====== EXERCISE INPUTS ======

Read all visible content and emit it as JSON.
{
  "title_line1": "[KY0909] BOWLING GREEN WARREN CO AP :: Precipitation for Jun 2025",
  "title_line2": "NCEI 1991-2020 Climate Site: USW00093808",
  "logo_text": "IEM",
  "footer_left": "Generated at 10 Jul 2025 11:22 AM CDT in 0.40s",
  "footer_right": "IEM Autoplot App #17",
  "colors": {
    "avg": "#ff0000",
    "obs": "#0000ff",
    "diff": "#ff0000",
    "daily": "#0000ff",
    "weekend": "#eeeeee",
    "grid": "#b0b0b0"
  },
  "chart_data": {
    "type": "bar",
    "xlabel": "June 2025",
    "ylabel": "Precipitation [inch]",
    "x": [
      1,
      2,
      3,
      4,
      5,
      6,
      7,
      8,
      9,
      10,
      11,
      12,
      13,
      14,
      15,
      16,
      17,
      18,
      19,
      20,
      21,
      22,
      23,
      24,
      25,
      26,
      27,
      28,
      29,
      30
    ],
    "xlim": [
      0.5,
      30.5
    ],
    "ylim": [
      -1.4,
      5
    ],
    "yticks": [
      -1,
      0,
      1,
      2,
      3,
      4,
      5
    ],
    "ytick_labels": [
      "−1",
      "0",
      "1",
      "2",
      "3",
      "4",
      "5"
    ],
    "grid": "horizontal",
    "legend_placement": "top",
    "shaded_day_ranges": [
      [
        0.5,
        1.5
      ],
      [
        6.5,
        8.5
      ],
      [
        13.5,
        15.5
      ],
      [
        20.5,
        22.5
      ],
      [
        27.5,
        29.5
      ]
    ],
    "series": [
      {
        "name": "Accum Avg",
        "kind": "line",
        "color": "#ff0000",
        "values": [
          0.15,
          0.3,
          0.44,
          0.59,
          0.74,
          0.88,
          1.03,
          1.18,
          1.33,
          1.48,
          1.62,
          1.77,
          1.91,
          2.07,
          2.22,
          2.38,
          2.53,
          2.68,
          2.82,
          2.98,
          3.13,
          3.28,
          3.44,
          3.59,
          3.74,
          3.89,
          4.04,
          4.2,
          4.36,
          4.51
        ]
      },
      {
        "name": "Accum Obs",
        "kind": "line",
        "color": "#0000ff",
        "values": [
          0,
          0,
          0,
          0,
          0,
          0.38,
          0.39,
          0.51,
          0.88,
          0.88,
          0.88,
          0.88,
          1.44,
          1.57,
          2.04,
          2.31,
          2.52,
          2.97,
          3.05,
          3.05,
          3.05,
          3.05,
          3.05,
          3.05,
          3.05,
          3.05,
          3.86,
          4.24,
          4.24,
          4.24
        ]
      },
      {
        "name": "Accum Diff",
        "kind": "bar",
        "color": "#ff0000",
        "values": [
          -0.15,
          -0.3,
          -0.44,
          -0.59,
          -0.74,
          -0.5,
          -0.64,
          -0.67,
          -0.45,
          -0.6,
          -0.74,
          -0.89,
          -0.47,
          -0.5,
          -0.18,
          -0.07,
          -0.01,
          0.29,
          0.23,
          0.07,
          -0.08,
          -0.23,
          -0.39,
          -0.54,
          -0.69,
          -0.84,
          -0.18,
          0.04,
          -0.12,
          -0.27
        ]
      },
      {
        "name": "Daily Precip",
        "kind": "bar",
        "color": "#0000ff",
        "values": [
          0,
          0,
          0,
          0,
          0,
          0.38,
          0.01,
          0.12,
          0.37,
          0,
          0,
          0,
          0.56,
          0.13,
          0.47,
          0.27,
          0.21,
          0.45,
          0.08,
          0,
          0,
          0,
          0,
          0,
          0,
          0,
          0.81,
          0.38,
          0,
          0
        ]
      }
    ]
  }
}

======

§ WHAT TO PRODUCE:
Your task is to print all of the records exactly.

§ ANSWER TO THE PROBLEM:
Read all visible content and emit it as JSON.
{
  "title_line1": "[KY0909] BOWLING GREEN WARREN CO AP :: Precipitation for Jun 2025",
  "title_line2": "NCEI 1991-2020 Climate Site: USW00093808",
  "logo_text": "IEM",
  "footer_left": "Generated at 10 Jul 2025 11:22 AM CDT in 0.40s",
  "footer_right": "IEM Autoplot App #17",
  "colors": {
    "avg": "#ff0000",
    "obs": "#0000ff",
    "diff": "#ff0000",
    "daily": "#0000ff",
    "weekend": "#eeeeee",
    "grid": "#b0b0b0"
  },
  "chart_data": {
    "type": "bar",
    "xlabel": "June 2025",
    "ylabel": "Precipitation [inch]",
    "x": [
      1,
      2,
      3,
      4,
      5,
      6,
      7,
      8,
      9,
      10,
      11,
      12,
      13,
      14,
      15,
      16,
      17,
      18,
      19,
      20,
      21,
      22,
      23,
      24,
      25,
      26,
      27,
      28,
      29,
      30
    ],
    "xlim": [
      0.5,
      30.5
    ],
    "ylim": [
      -1.4,
      5
    ],
    "yticks": [
      -1,
      0,
      1,
      2,
      3,
      4,
      5
    ],
    "ytick_labels": [
      "−1",
      "0",
      "1",
      "2",
      "3",
      "4",
      "5"
    ],
    "grid": "horizontal",
    "legend_placement": "top",
    "shaded_day_ranges": [
      [
        0.5,
        1.5
      ],
      [
        6.5,
        8.5
      ],
      [
        13.5,
        15.5
      ],
      [
        20.5,
        22.5
      ],
      [
        27.5,
        29.5
      ]
    ],
    "series": [
      {
        "name": "Accum Avg",
        "kind": "line",
        "color": "#ff0000",
        "values": [
          0.15,
          0.3,
          0.44,
          0.59,
          0.74,
          0.88,
          1.03,
          1.18,
          1.33,
          1.48,
          1.62,
          1.77,
          1.91,
          2.07,
          2.22,
          2.38,
          2.53,
          2.68,
          2.82,
          2.98,
          3.13,
          3.28,
          3.44,
          3.59,
          3.74,
          3.89,
          4.04,
          4.2,
          4.36,
          4.51
        ]
      },
      {
        "name": "Accum Obs",
        "kind": "line",
        "color": "#0000ff",
        "values": [
          0,
          0,
          0,
          0,
          0,
          0.38,
          0.39,
          0.51,
          0.88,
          0.88,
          0.88,
          0.88,
          1.44,
          1.57,
          2.04,
          2.31,
          2.52,
          2.97,
          3.05,
          3.05,
          3.05,
          3.05,
          3.05,
          3.05,
          3.05,
          3.05,
          3.86,
          4.24,
          4.24,
          4.24
        ]
      },
      {
        "name": "Accum Diff",
        "kind": "bar",
        "color": "#ff0000",
        "values": [
          -0.15,
          -0.3,
          -0.44,
          -0.59,
          -0.74,
          -0.5,
          -0.64,
          -0.67,
          -0.45,
          -0.6,
          -0.74,
          -0.89,
          -0.47,
          -0.5,
          -0.18,
          -0.07,
          -0.01,
          0.29,
          0.23,
          0.07,
          -0.08,
          -0.23,
          -0.39,
          -0.54,
          -0.69,
          -0.84,
          -0.18,
          0.04,
          -0.12,
          -0.27
        ]
      },
      {
        "name": "Daily Precip",
        "kind": "bar",
        "color": "#0000ff",
        "values": [
          0,
          0,
          0,
          0,
          0,
          0.38,
          0.01,
          0.12,
          0.37,
          0,
          0,
          0,
          0.56,
          0.13,
          0.47,
          0.27,
          0.21,
          0.45,
          0.08,
          0,
          0,
          0,
          0,
          0,
          0,
          0,
          0.81,
          0.38,
          0,
          0
        ]
      }
    ]
  }
}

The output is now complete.